-- START --

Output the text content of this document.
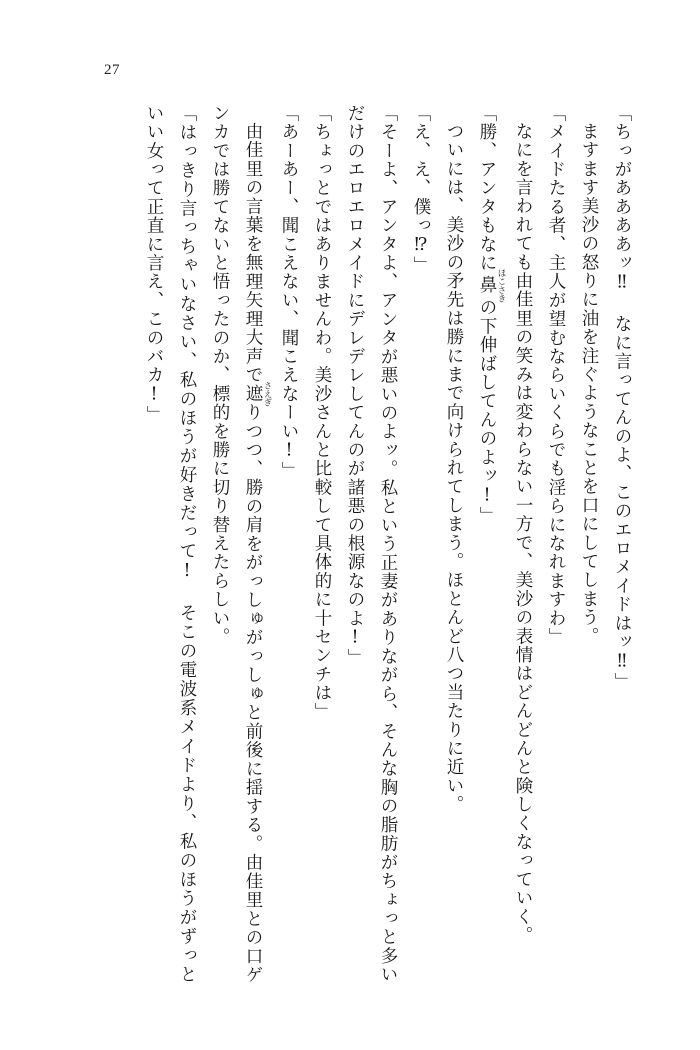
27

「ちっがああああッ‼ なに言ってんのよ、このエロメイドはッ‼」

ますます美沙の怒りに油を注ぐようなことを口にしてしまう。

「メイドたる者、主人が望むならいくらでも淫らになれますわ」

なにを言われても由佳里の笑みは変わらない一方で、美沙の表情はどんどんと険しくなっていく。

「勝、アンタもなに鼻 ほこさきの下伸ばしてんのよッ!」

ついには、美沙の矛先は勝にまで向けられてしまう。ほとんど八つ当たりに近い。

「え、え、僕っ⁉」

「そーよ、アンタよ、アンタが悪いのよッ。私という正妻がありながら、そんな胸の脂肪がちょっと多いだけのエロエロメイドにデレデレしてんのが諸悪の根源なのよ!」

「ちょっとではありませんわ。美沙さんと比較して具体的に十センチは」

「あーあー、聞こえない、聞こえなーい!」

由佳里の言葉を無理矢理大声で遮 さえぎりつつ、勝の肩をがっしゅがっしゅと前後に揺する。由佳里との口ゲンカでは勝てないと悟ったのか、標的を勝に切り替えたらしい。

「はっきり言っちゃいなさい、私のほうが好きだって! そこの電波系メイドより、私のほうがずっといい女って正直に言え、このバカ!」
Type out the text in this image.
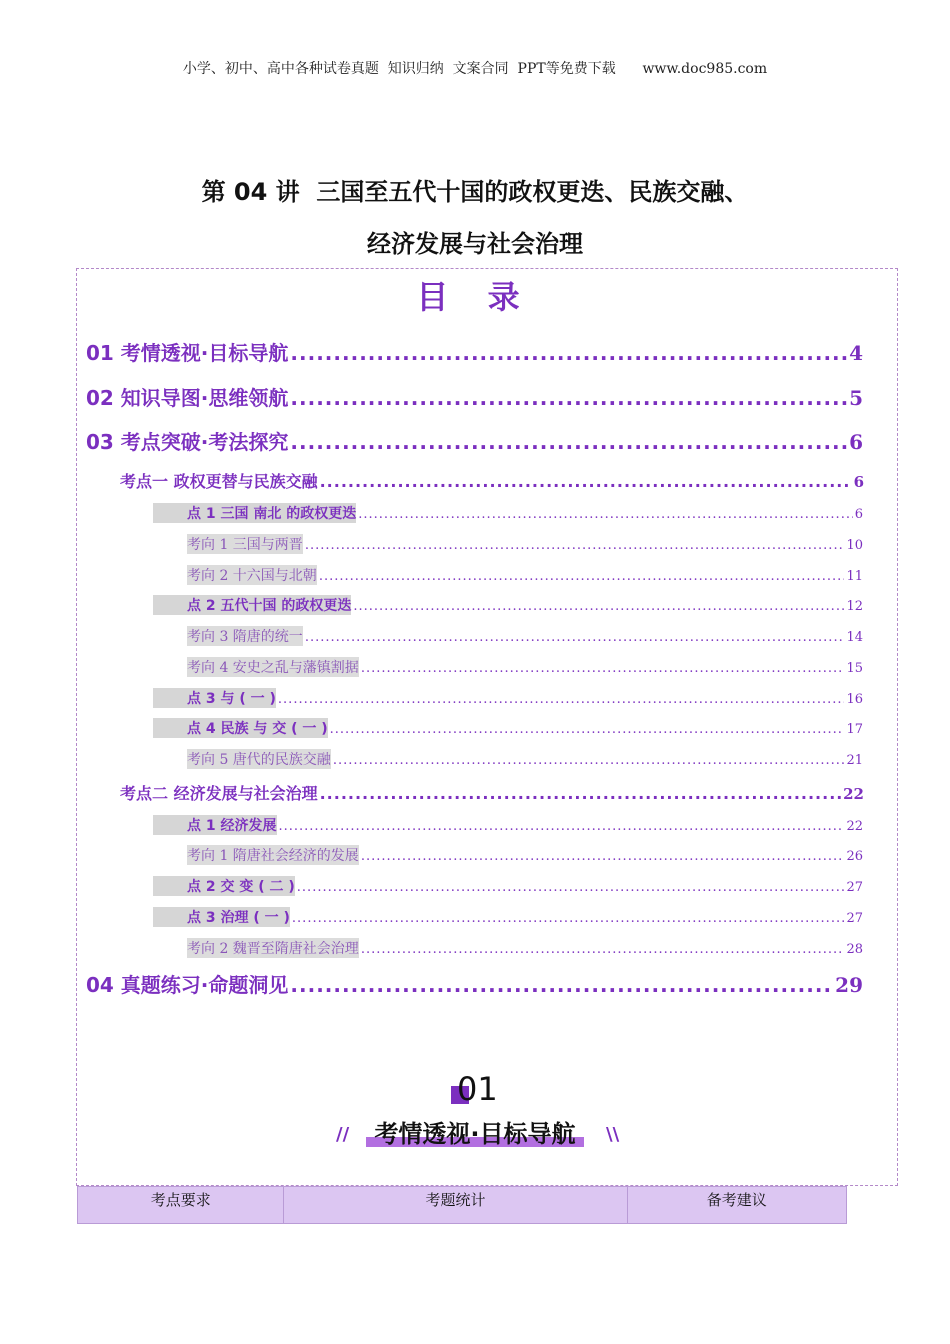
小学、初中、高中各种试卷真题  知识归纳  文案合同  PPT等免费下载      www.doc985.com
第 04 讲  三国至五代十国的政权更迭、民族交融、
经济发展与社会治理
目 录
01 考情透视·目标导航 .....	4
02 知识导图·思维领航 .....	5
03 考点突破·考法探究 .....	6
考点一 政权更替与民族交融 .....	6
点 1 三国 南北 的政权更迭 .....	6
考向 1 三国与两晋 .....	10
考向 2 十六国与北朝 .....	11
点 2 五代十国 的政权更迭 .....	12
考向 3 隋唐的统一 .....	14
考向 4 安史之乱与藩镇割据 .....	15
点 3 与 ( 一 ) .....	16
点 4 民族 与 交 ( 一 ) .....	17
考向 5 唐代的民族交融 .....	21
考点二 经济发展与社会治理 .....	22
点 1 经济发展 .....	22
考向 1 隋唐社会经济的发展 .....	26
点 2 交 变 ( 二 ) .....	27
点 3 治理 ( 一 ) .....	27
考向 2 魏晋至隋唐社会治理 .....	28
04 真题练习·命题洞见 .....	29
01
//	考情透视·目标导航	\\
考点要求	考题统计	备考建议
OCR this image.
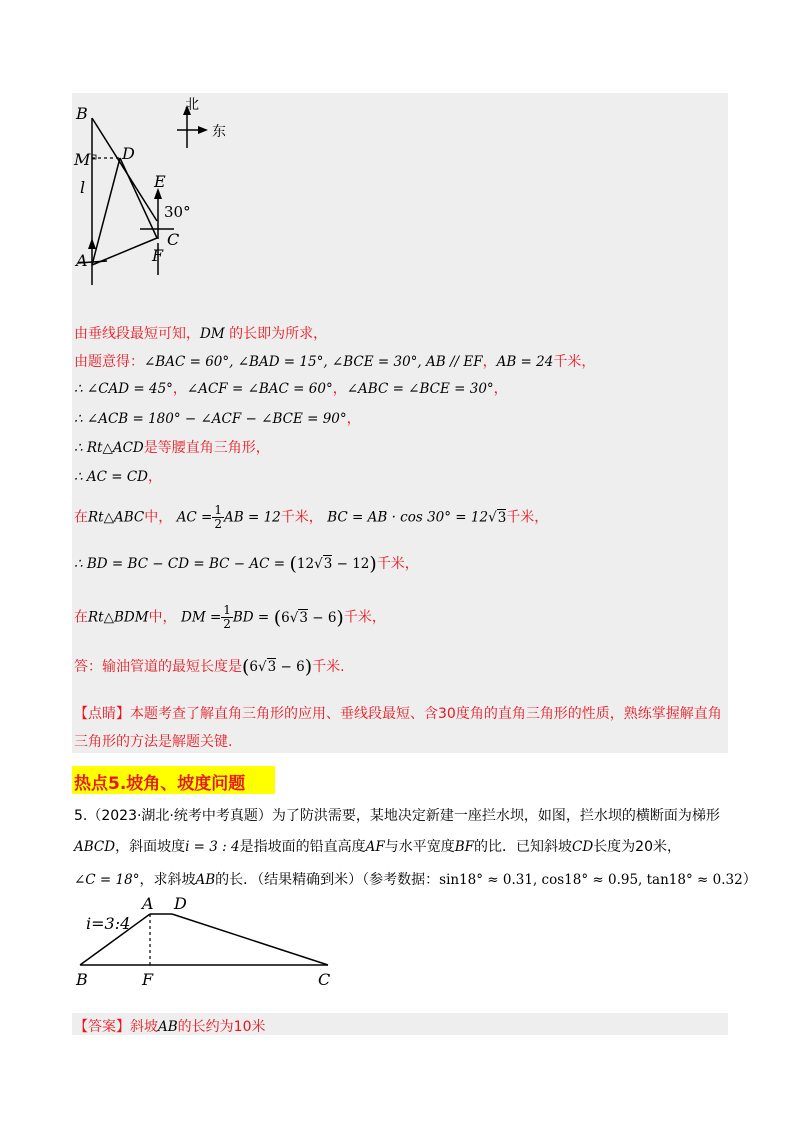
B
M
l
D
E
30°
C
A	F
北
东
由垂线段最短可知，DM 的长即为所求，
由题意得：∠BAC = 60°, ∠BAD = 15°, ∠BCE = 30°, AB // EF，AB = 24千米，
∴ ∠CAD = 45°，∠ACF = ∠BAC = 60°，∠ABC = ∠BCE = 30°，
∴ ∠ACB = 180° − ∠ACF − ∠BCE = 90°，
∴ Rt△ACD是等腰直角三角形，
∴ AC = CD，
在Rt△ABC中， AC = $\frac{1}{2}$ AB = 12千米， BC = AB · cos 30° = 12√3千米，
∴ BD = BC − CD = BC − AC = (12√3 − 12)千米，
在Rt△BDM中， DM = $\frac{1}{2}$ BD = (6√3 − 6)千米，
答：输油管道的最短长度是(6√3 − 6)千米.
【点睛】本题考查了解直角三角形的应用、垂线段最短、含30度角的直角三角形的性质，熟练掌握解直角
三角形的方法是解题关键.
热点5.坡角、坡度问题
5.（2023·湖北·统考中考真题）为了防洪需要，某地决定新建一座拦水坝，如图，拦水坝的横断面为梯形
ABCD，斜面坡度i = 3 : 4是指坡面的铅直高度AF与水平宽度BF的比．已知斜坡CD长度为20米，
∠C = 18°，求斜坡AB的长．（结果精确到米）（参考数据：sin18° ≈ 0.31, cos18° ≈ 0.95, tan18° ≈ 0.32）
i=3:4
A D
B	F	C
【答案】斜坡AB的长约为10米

-- END --

_TASK PROMPT_
Return each line where "this" shows up.

_REPLY_
Output the text content of this document.
Type out the text in this image.
OCR this image.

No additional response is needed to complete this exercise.